=== Data supplied ===

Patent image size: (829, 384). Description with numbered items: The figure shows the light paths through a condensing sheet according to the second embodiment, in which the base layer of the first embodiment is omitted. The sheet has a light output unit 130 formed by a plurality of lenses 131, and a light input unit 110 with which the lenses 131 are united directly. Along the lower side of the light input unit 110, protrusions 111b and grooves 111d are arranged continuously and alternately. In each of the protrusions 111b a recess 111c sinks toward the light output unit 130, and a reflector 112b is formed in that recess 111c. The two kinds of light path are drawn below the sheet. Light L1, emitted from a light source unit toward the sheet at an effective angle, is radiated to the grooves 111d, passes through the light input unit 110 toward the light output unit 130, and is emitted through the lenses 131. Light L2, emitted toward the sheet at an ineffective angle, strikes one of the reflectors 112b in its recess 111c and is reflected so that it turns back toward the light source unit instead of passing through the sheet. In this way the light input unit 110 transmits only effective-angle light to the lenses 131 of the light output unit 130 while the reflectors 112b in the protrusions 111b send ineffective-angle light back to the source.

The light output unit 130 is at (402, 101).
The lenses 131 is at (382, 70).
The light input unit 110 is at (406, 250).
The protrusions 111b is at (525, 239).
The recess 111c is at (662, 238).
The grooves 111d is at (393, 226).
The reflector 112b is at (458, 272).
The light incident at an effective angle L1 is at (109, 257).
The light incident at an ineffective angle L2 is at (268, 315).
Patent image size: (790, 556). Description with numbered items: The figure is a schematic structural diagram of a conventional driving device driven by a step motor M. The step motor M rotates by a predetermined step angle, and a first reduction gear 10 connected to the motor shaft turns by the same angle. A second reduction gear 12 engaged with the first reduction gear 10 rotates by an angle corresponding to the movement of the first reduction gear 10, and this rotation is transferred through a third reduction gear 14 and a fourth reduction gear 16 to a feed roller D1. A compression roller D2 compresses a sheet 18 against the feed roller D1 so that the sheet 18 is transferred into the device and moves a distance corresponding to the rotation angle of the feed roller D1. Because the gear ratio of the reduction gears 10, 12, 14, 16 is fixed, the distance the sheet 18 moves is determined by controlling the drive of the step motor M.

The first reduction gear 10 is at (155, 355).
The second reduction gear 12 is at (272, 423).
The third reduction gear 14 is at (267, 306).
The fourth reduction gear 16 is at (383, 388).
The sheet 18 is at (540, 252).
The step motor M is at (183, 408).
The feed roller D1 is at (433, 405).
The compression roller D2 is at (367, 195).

===
=== Data supplied ===

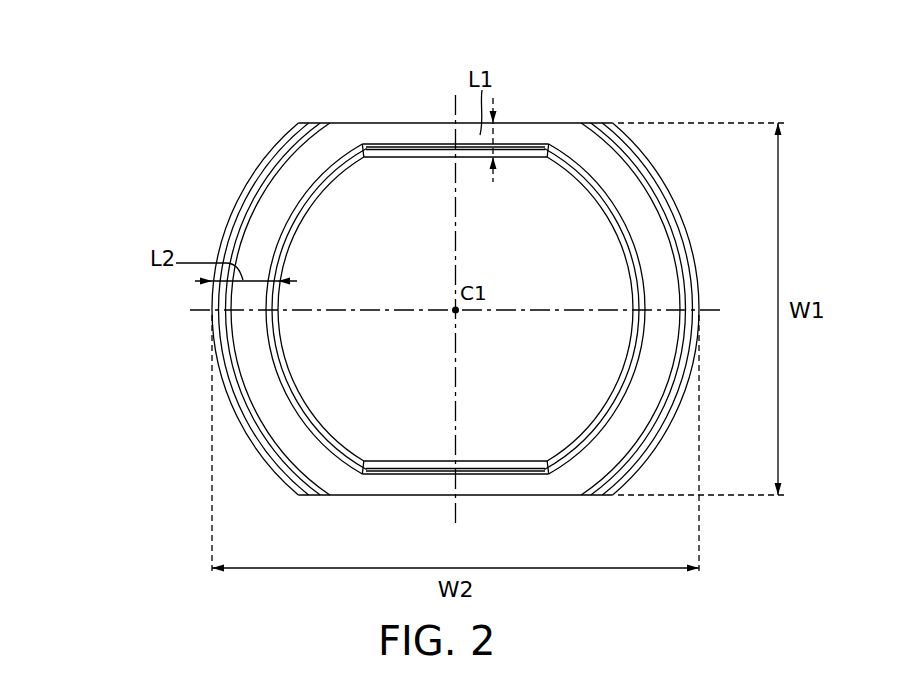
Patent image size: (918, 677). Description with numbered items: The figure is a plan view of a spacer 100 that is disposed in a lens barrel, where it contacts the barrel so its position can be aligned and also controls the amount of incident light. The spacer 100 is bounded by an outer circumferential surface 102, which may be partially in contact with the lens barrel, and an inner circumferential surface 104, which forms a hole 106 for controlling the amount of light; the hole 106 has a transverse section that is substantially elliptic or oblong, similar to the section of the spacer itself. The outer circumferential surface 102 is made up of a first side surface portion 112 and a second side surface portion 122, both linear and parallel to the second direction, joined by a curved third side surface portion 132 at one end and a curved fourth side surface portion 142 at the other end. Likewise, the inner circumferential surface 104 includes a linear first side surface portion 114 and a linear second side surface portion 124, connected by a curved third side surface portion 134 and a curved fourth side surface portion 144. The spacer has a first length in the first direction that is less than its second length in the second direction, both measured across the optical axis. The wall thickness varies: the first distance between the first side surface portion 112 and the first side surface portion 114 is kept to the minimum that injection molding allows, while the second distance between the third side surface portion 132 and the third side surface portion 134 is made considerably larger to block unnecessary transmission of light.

===

Return the records above word for word, starting at the line that contains "Patent image size: (829, 384)." and ending after the line that contains "The light incident at an ineffective".

**Full answer**.
Patent image size: (829, 384). Description with numbered items: The figure shows the light paths through a condensing sheet according to the second embodiment, in which the base layer of the first embodiment is omitted. The sheet has a light output unit 130 formed by a plurality of lenses 131, and a light input unit 110 with which the lenses 131 are united directly. Along the lower side of the light input unit 110, protrusions 111b and grooves 111d are arranged continuously and alternately. In each of the protrusions 111b a recess 111c sinks toward the light output unit 130, and a reflector 112b is formed in that recess 111c. The two kinds of light path are drawn below the sheet. Light L1, emitted from a light source unit toward the sheet at an effective angle, is radiated to the grooves 111d, passes through the light input unit 110 toward the light output unit 130, and is emitted through the lenses 131. Light L2, emitted toward the sheet at an ineffective angle, strikes one of the reflectors 112b in its recess 111c and is reflected so that it turns back toward the light source unit instead of passing through the sheet. In this way the light input unit 110 transmits only effective-angle light to the lenses 131 of the light output unit 130 while the reflectors 112b in the protrusions 111b send ineffective-angle light back to the source.

The light output unit 130 is at (402, 101).
The lenses 131 is at (382, 70).
The light input unit 110 is at (406, 250).
The protrusions 111b is at (525, 239).
The recess 111c is at (662, 238).
The grooves 111d is at (393, 226).
The reflector 112b is at (458, 272).
The light incident at an effective angle L1 is at (109, 257).
The light incident at an ineffective angle L2 is at (268, 315).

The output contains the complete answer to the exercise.